◆ **Work required**
Leave out any picture and return the remaining listing below exactly as given.

◆ **Entries provided**

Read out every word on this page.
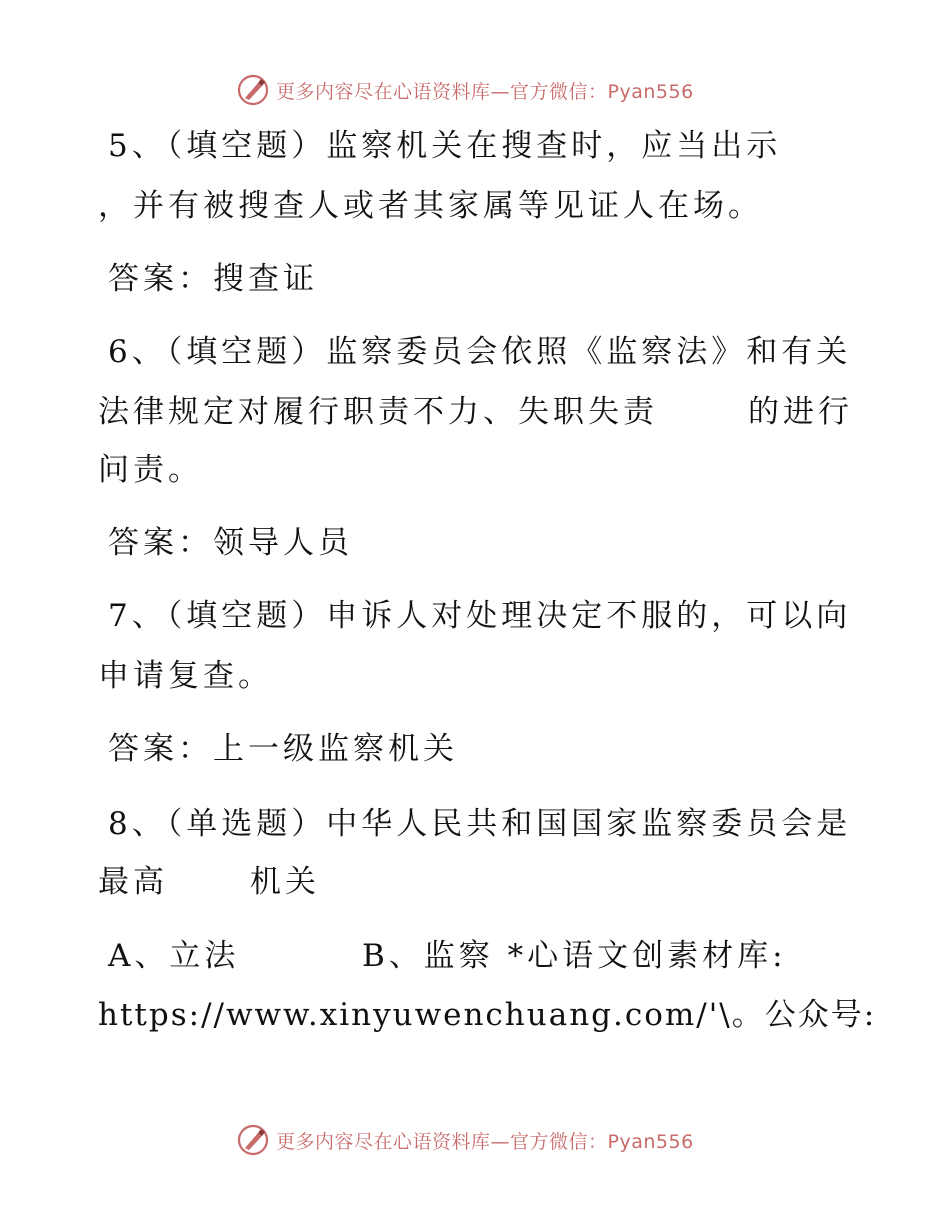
更多内容尽在心语资料库—官方微信：Pyan556
5、（填空题）监察机关在搜查时，应当出示
，并有被搜查人或者其家属等见证人在场。
答案：搜查证
6、（填空题）监察委员会依照《监察法》和有关
法律规定对履行职责不力、失职失责	的进行
问责。
答案：领导人员
7、（填空题）申诉人对处理决定不服的，可以向
申请复查。
答案：上一级监察机关
8、（单选题）中华人民共和国国家监察委员会是
最高	机关
A、立法	B、监察 *心语文创素材库:
https://www.xinyuwenchuang.com/'\。公众号:
更多内容尽在心语资料库—官方微信：Pyan556
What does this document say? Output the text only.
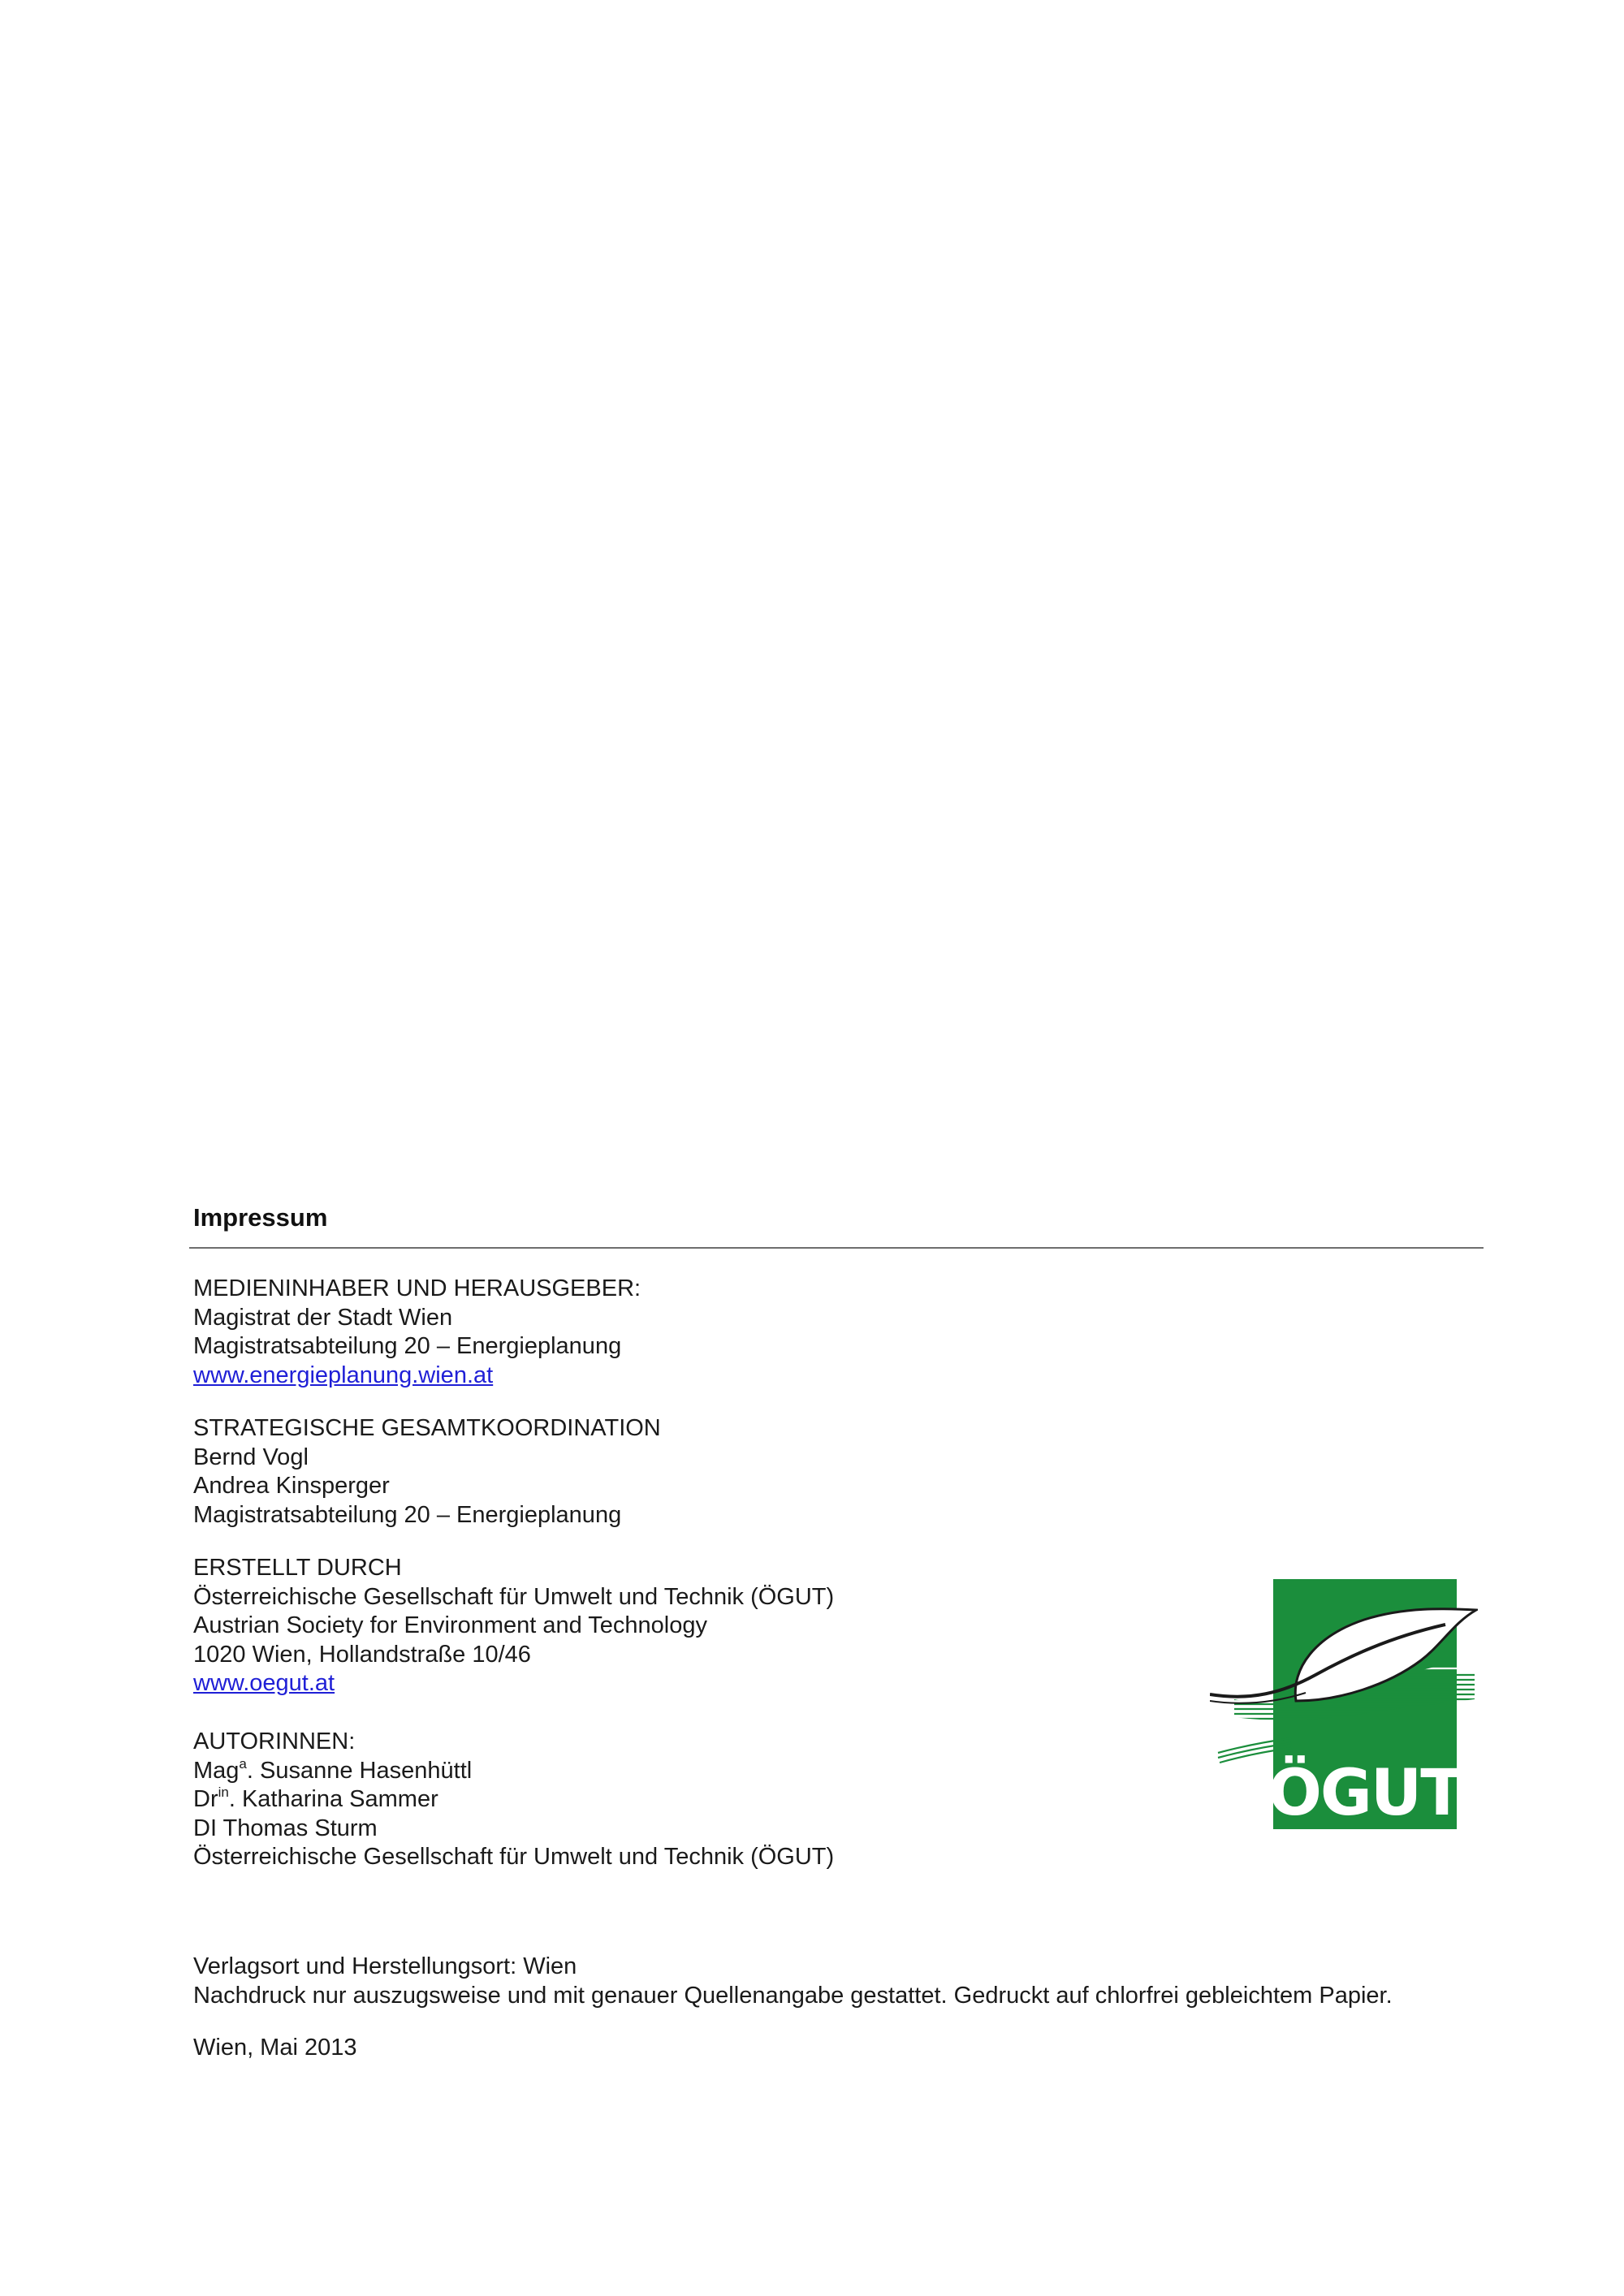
Impressum
MEDIENINHABER UND HERAUSGEBER:
Magistrat der Stadt Wien
Magistratsabteilung 20 – Energieplanung
www.energieplanung.wien.at
STRATEGISCHE GESAMTKOORDINATION
Bernd Vogl
Andrea Kinsperger
Magistratsabteilung 20 – Energieplanung
ERSTELLT DURCH
Österreichische Gesellschaft für Umwelt und Technik (ÖGUT)
Austrian Society for Environment and Technology
1020 Wien, Hollandstraße 10/46
www.oegut.at
AUTORINNEN:
Mag$^a$. Susanne Hasenhüttl
$Dr^{in}$. Katharina Sammer
DI Thomas Sturm
Österreichische Gesellschaft für Umwelt und Technik (ÖGUT)
Verlagsort und Herstellungsort: Wien
Nachdruck nur auszugsweise und mit genauer Quellenangabe gestattet. Gedruckt auf chlorfrei gebleichtem Papier.
Wien, Mai 2013
ÖGUT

◆ **Output below**
Read out every word on this page.
更多内容尽在心语资料库—官方微信：Pyan556
5、（填空题）监察机关在搜查时，应当出示
，并有被搜查人或者其家属等见证人在场。
答案：搜查证
6、（填空题）监察委员会依照《监察法》和有关
法律规定对履行职责不力、失职失责	的进行
问责。
答案：领导人员
7、（填空题）申诉人对处理决定不服的，可以向
申请复查。
答案：上一级监察机关
8、（单选题）中华人民共和国国家监察委员会是
最高	机关
A、立法	B、监察 *心语文创素材库:
https://www.xinyuwenchuang.com/'\。公众号:
更多内容尽在心语资料库—官方微信：Pyan556
What does this document say? Output the text only.
Impressum
MEDIENINHABER UND HERAUSGEBER:
Magistrat der Stadt Wien
Magistratsabteilung 20 – Energieplanung
www.energieplanung.wien.at
STRATEGISCHE GESAMTKOORDINATION
Bernd Vogl
Andrea Kinsperger
Magistratsabteilung 20 – Energieplanung
ERSTELLT DURCH
Österreichische Gesellschaft für Umwelt und Technik (ÖGUT)
Austrian Society for Environment and Technology
1020 Wien, Hollandstraße 10/46
www.oegut.at
AUTORINNEN:
Mag$^a$. Susanne Hasenhüttl
$Dr^{in}$. Katharina Sammer
DI Thomas Sturm
Österreichische Gesellschaft für Umwelt und Technik (ÖGUT)
Verlagsort und Herstellungsort: Wien
Nachdruck nur auszugsweise und mit genauer Quellenangabe gestattet. Gedruckt auf chlorfrei gebleichtem Papier.
Wien, Mai 2013
ÖGUT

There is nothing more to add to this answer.